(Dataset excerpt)
▬▬▬▬▬▬
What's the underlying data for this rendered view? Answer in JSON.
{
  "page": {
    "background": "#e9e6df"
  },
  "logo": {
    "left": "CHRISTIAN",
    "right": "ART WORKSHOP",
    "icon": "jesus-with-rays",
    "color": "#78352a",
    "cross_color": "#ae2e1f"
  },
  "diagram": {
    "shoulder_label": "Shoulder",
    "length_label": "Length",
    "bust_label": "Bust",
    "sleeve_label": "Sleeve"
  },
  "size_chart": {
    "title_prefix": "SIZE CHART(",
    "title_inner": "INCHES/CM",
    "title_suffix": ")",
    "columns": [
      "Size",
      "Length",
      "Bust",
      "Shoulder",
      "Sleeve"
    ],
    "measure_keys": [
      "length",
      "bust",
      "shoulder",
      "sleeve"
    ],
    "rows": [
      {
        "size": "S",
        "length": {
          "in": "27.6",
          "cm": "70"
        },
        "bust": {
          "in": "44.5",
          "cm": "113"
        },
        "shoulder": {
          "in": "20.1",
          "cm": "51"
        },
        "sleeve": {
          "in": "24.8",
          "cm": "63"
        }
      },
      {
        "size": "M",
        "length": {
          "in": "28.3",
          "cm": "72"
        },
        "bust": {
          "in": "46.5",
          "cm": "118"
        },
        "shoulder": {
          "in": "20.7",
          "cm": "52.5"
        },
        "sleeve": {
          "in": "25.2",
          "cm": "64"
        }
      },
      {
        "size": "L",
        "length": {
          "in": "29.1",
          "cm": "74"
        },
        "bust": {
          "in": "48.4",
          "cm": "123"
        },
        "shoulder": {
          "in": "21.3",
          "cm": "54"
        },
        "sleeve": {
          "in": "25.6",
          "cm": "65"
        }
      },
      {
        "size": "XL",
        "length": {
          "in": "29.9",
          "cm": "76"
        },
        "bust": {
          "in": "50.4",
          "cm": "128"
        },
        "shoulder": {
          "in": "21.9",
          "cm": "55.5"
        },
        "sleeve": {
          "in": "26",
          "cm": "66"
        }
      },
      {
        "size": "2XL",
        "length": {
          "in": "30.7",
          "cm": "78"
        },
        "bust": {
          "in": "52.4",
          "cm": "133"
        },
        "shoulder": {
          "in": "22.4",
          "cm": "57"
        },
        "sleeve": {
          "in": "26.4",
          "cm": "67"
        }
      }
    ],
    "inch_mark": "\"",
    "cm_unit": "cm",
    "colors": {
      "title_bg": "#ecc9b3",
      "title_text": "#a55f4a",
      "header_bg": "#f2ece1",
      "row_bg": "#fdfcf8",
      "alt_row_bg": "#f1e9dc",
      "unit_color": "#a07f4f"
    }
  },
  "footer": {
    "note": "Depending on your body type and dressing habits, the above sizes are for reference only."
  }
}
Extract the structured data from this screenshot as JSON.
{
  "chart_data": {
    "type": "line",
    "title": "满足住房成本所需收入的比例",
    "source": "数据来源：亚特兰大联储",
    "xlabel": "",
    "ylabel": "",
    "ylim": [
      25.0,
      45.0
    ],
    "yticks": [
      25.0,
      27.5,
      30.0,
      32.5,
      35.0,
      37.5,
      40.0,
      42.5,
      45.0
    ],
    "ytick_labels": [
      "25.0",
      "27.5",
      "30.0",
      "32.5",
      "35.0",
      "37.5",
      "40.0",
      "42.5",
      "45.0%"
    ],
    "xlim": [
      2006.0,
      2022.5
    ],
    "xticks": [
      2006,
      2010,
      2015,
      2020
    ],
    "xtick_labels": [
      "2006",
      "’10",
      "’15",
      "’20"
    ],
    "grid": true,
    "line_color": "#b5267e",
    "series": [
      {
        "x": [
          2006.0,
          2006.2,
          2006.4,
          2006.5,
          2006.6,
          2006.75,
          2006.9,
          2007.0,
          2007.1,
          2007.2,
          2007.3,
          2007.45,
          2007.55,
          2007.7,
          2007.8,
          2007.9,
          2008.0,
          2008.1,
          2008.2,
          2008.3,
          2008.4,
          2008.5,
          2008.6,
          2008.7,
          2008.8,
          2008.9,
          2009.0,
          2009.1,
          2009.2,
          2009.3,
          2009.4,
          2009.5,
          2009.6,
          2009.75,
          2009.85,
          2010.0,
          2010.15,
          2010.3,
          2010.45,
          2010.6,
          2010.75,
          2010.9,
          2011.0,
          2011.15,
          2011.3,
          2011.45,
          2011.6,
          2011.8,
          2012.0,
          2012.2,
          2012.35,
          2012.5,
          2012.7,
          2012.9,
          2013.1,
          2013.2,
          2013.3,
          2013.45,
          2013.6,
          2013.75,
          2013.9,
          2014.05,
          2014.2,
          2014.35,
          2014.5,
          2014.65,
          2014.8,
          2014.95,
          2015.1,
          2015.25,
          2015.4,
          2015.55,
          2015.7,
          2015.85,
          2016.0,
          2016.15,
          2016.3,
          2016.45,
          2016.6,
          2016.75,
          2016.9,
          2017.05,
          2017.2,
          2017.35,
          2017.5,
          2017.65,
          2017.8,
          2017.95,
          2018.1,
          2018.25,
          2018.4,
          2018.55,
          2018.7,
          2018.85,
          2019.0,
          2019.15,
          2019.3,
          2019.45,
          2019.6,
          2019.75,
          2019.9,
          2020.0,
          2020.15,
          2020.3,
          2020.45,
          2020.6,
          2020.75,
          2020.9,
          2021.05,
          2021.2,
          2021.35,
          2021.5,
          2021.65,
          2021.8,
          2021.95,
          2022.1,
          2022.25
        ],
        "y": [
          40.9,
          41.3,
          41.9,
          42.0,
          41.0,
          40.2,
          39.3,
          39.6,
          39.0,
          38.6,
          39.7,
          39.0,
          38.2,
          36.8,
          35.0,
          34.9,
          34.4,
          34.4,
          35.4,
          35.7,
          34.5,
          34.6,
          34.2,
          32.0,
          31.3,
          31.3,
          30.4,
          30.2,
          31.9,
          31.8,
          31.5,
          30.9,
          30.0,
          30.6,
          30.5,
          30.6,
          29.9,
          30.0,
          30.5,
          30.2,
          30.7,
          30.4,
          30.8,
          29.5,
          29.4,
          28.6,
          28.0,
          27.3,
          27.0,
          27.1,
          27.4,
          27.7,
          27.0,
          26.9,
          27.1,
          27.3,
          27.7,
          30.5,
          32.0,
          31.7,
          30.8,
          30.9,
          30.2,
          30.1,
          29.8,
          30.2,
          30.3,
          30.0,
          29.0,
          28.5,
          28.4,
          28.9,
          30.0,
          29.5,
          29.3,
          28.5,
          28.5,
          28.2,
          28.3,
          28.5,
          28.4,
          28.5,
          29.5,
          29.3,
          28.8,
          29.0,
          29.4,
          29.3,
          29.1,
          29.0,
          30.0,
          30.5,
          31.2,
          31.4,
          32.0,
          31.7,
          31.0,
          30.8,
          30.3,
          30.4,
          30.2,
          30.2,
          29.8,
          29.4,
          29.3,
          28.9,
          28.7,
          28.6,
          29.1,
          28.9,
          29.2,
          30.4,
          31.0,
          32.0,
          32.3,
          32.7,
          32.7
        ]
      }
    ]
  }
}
▬▬▬▬▬▬
> INSTRUCTIONS TO FOLLOW:
Within the listing above, copy each line that has the string "JSON".

> ANSWER FOR THE TASK:
What's the underlying data for this rendered view? Answer in JSON.
Extract the structured data from this screenshot as JSON.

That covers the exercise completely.